====== Given records ======
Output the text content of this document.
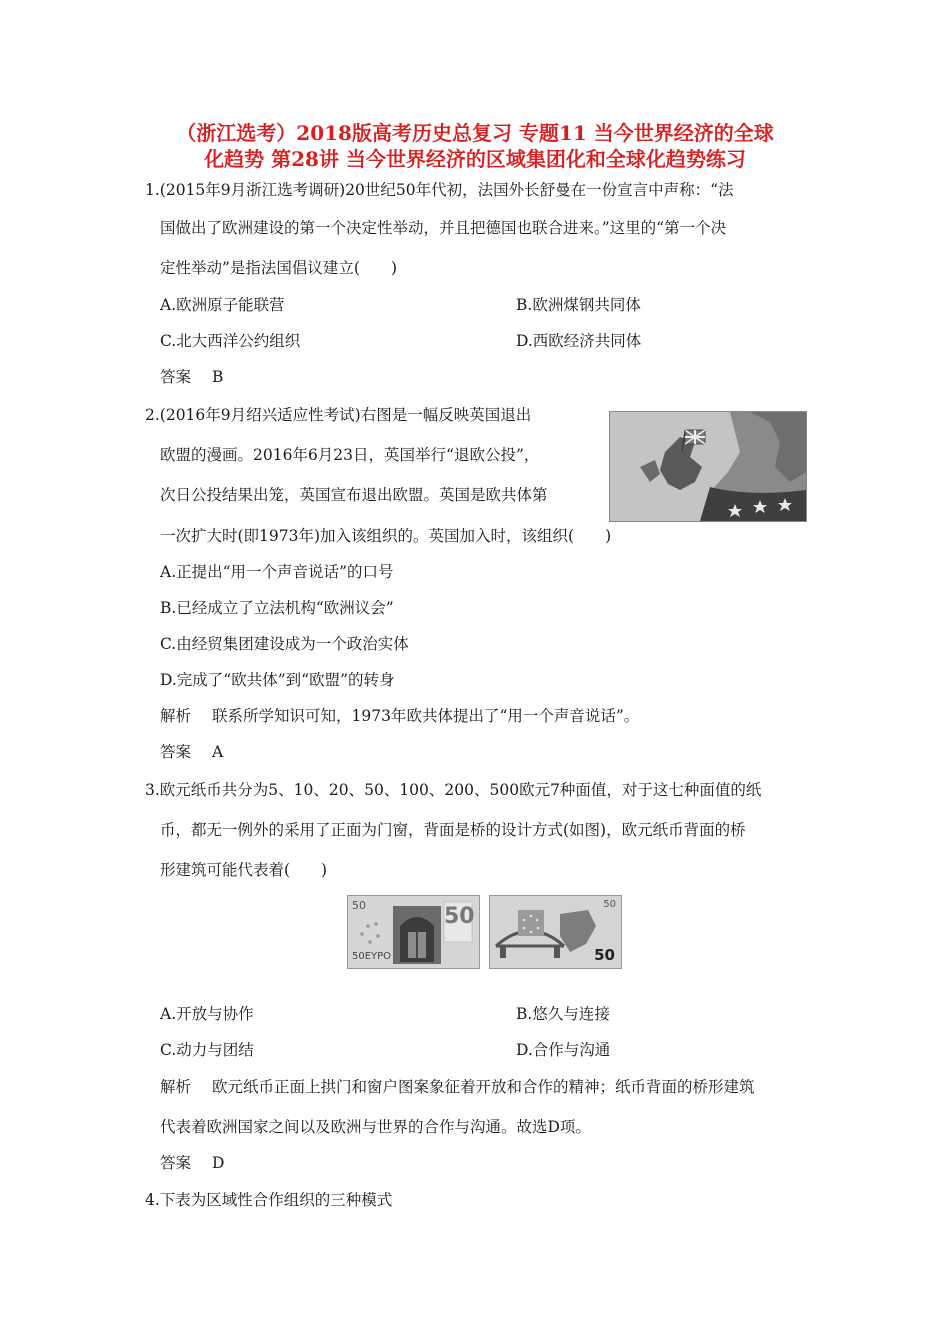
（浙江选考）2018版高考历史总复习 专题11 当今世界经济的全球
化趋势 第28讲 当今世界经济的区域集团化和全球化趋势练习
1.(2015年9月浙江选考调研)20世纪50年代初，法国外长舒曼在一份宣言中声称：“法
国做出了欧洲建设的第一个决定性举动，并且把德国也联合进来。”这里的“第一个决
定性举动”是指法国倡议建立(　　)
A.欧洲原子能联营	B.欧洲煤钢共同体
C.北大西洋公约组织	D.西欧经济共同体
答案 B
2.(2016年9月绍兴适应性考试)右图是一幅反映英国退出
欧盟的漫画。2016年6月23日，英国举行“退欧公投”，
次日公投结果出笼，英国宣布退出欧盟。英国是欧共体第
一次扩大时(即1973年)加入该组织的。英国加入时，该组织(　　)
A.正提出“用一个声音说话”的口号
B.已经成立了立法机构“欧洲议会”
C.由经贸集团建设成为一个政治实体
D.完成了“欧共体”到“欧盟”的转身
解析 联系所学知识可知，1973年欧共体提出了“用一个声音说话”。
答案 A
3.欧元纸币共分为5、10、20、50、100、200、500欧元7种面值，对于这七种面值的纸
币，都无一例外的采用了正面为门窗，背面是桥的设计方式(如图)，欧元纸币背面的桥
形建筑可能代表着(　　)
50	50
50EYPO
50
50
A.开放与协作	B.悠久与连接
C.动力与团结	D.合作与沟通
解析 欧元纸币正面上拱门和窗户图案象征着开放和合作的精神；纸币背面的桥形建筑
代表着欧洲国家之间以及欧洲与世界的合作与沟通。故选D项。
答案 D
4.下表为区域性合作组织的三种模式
======
====== Given records ======
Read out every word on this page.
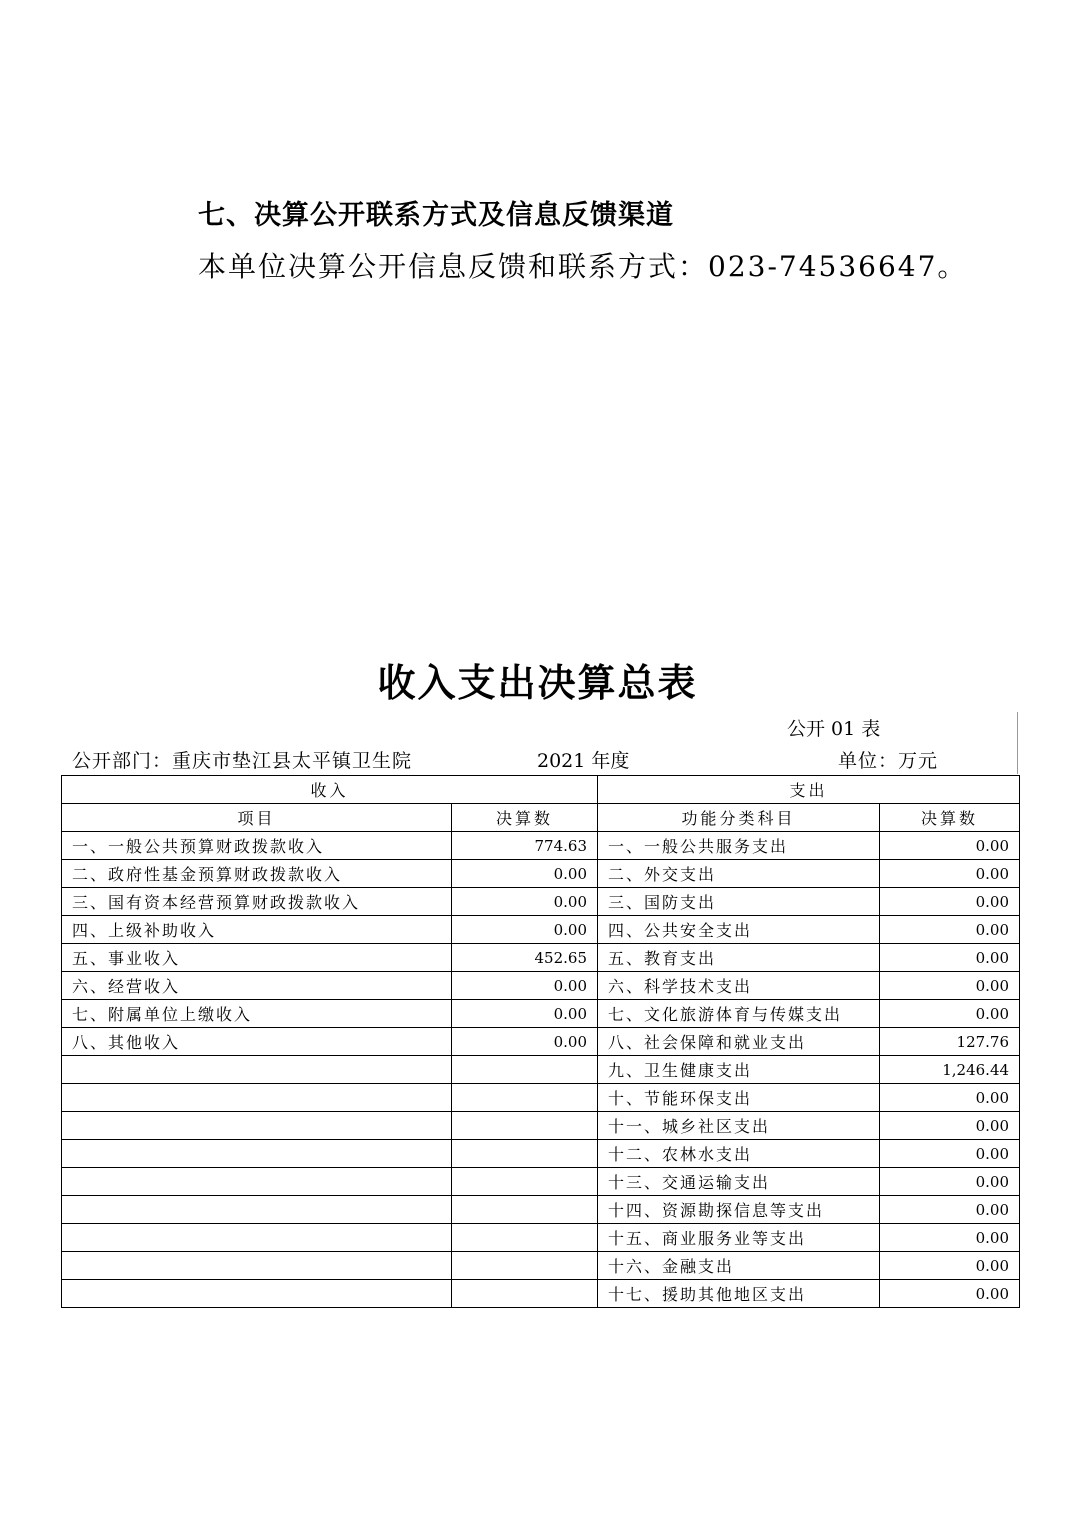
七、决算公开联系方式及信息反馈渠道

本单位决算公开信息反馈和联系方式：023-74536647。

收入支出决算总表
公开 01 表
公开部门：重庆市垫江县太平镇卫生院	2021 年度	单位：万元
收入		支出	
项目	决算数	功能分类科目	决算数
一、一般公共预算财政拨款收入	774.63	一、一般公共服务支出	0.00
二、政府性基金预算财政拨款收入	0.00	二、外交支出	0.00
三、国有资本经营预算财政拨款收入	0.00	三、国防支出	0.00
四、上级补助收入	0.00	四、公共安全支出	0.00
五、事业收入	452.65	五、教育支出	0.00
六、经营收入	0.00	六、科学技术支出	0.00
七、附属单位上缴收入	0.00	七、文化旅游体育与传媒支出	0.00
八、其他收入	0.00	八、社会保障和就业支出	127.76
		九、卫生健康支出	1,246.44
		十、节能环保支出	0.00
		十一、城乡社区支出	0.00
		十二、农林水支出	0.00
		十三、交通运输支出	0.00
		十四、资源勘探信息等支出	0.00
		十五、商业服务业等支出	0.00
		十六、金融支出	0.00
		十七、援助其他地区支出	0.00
======
**Exercise objective**
Search the preceding listing for the word "this" and pull out every line that holds it.

**The answer**
Output the text content of this document.
Read out every word on this page.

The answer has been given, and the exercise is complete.